### What needs to be done
Look through the records that follow. Copy every line containing the word "good".
··· Dataset records ···
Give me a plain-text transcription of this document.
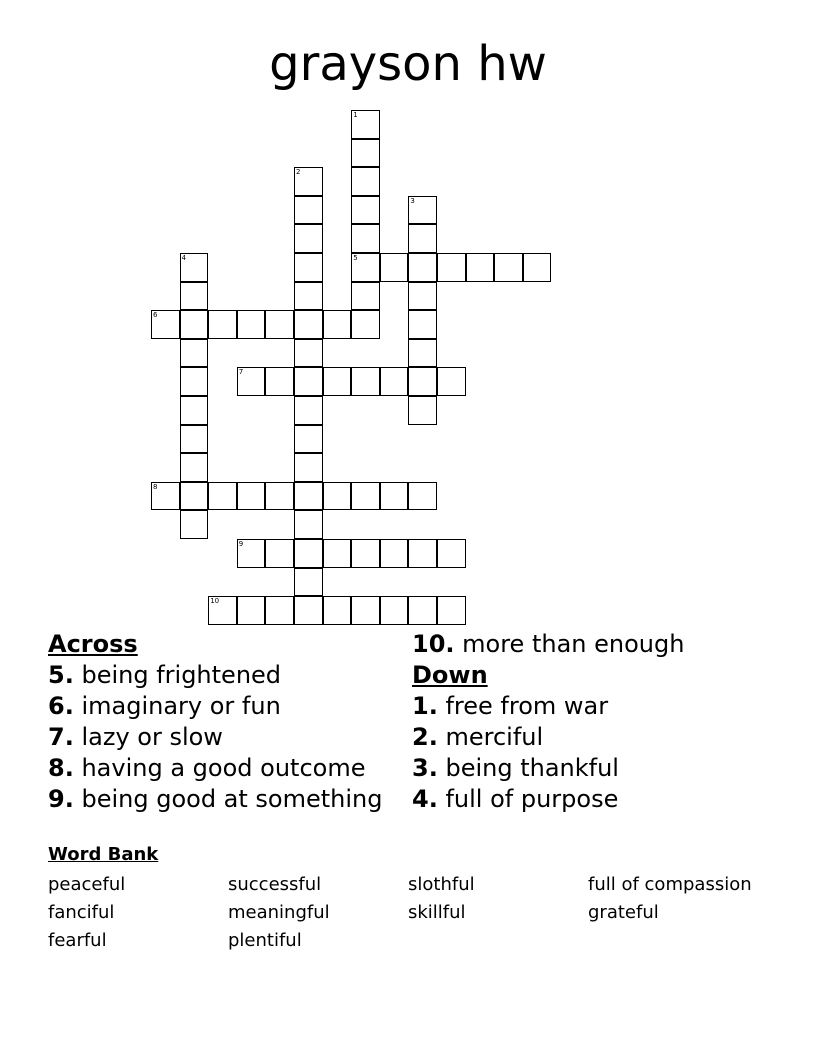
grayson hw
1
5
2
3
4
6
7
8
9
10
Across
5. being frightened
6. imaginary or fun
7. lazy or slow
8. having a good outcome
9. being good at something
10. more than enough
Down
1. free from war
2. merciful
3. being thankful
4. full of purpose
Word Bank
peaceful	successful	slothful	full of compassion
fanciful	meaningful	skillful	grateful
fearful	plentiful
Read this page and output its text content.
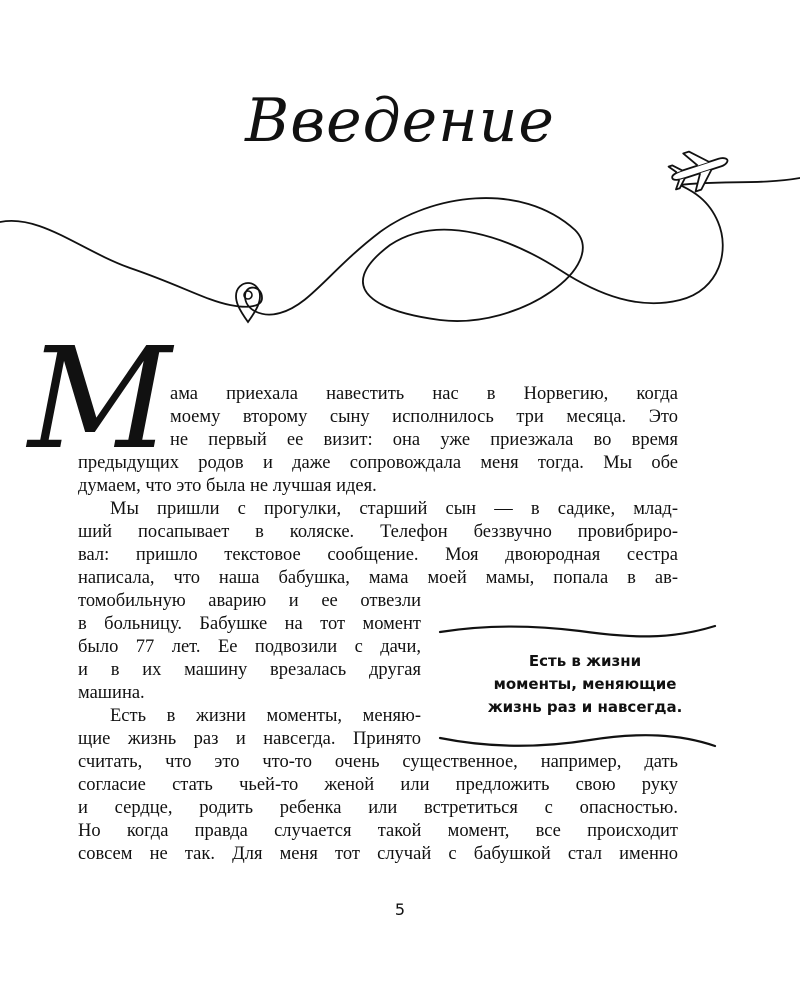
Введение
М
ама приехала навестить нас в Норвегию, когда
моему второму сыну исполнилось три месяца. Это
не первый ее визит: она уже приезжала во время
предыдущих родов и даже сопровождала меня тогда. Мы обе
думаем, что это была не лучшая идея.
Мы пришли с прогулки, старший сын — в садике, млад-
ший посапывает в коляске. Телефон беззвучно провибриро-
вал: пришло текстовое сообщение. Моя двоюродная сестра
написала, что наша бабушка, мама моей мамы, попала в ав-
томобильную аварию и ее отвезли
в больницу. Бабушке на тот момент
было 77 лет. Ее подвозили с дачи,
и в их машину врезалась другая
машина.
Есть в жизни моменты, меняю-
щие жизнь раз и навсегда. Принято
считать, что это что-то очень существенное, например, дать
согласие стать чьей-то женой или предложить свою руку
и сердце, родить ребенка или встретиться с опасностью.
Но когда правда случается такой момент, все происходит
совсем не так. Для меня тот случай с бабушкой стал именно
Есть в жизни
моменты, меняющие
жизнь раз и навсегда.
5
···
### Solution to this exercise
8. having a good outcome
9. being good at something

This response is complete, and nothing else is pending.